*Your goal*
Records follow. Pull out every line that contains "Outside".

Stored items
------------------------
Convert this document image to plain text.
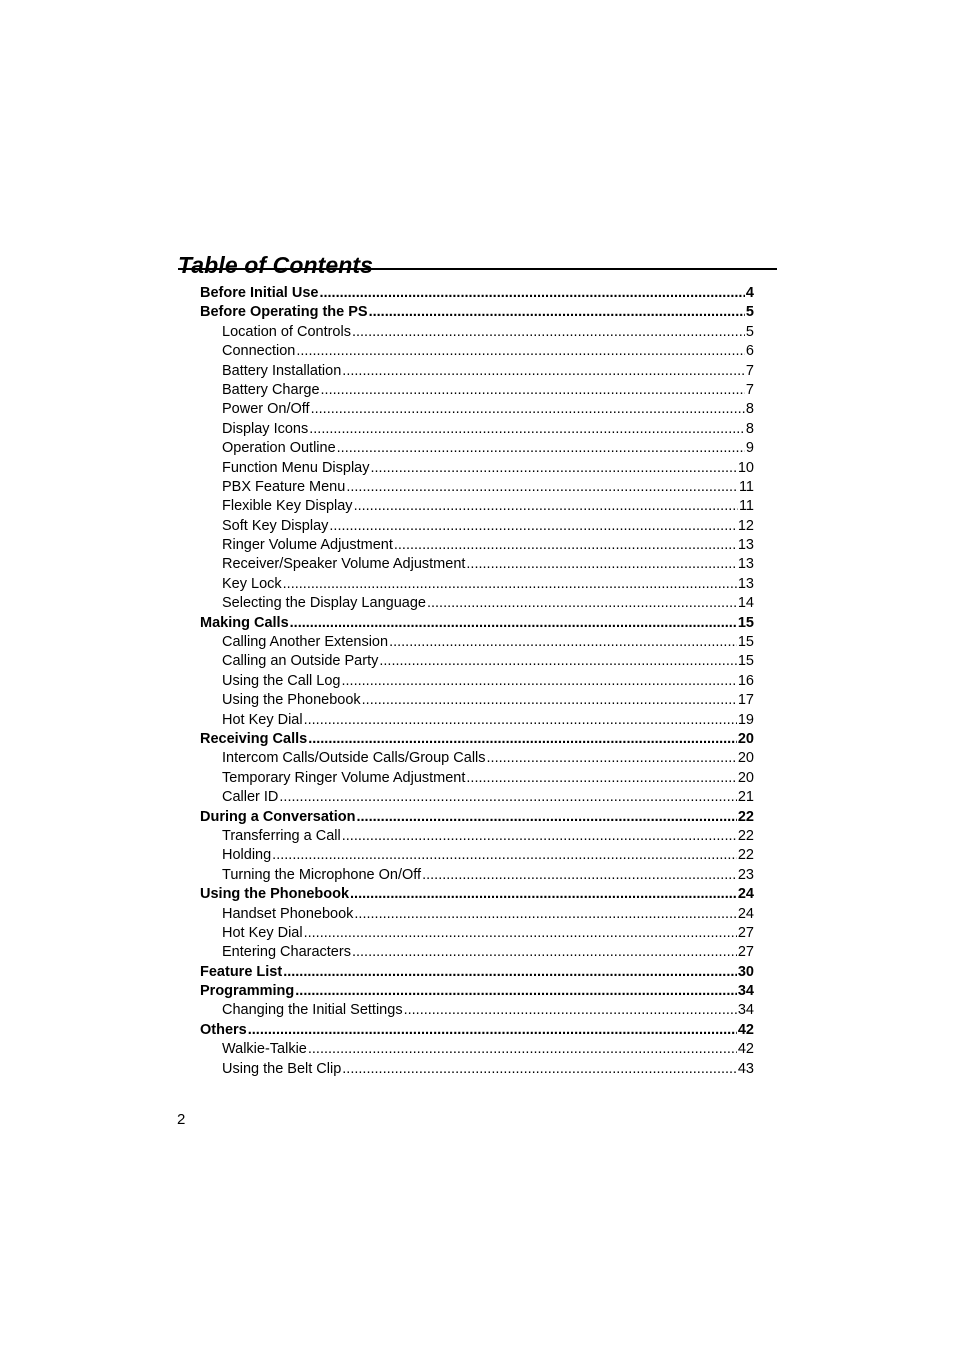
Table of Contents
Before Initial Use .....	4
Before Operating the PS .....	5
Location of Controls .....	5
Connection .....	6
Battery Installation .....	7
Battery Charge .....	7
Power On/Off .....	8
Display Icons .....	8
Operation Outline .....	9
Function Menu Display .....	10
PBX Feature Menu .....	11
Flexible Key Display .....	11
Soft Key Display .....	12
Ringer Volume Adjustment .....	13
Receiver/Speaker Volume Adjustment .....	13
Key Lock .....	13
Selecting the Display Language .....	14
Making Calls .....	15
Calling Another Extension .....	15
Calling an Outside Party .....	15
Using the Call Log .....	16
Using the Phonebook .....	17
Hot Key Dial .....	19
Receiving Calls .....	20
Intercom Calls/Outside Calls/Group Calls .....	20
Temporary Ringer Volume Adjustment .....	20
Caller ID .....	21
During a Conversation .....	22
Transferring a Call .....	22
Holding .....	22
Turning the Microphone On/Off .....	23
Using the Phonebook .....	24
Handset Phonebook .....	24
Hot Key Dial .....	27
Entering Characters .....	27
Feature List .....	30
Programming .....	34
Changing the Initial Settings .....	34
Others .....	42
Walkie-Talkie .....	42
Using the Belt Clip .....	43
2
------------------------
*The response*
Calling an Outside Party .....	15
Intercom Calls/Outside Calls/Group Calls .....	20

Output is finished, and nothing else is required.